-------- Recorded data --------
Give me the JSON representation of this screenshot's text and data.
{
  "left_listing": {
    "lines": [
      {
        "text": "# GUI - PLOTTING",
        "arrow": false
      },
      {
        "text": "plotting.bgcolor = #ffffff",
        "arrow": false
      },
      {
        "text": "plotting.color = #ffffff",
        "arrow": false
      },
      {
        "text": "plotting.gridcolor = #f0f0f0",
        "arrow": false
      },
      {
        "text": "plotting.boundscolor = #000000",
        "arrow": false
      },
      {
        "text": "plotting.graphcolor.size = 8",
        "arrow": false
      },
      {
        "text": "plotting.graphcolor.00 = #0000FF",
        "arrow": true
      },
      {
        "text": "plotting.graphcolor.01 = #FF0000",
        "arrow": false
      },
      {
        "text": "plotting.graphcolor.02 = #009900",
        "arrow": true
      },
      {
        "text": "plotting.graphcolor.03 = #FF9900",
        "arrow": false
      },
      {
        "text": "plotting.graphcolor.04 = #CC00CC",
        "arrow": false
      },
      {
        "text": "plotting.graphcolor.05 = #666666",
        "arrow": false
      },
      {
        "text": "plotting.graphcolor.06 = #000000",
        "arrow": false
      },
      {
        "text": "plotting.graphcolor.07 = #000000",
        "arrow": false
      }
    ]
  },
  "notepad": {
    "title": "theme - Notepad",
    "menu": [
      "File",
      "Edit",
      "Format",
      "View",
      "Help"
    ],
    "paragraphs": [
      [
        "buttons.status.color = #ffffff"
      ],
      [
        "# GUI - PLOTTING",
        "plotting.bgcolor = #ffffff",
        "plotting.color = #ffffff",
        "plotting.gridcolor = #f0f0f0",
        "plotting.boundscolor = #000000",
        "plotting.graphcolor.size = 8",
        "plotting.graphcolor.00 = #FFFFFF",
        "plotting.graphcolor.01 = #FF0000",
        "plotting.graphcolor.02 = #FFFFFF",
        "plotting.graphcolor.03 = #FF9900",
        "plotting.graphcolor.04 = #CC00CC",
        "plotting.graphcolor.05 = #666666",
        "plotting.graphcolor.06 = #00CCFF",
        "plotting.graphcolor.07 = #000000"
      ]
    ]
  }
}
--------
_Problem to work on:_
Lines containing the word "gridcolor" are to be counted in the listing; state their number alone.

_Right answer:_
2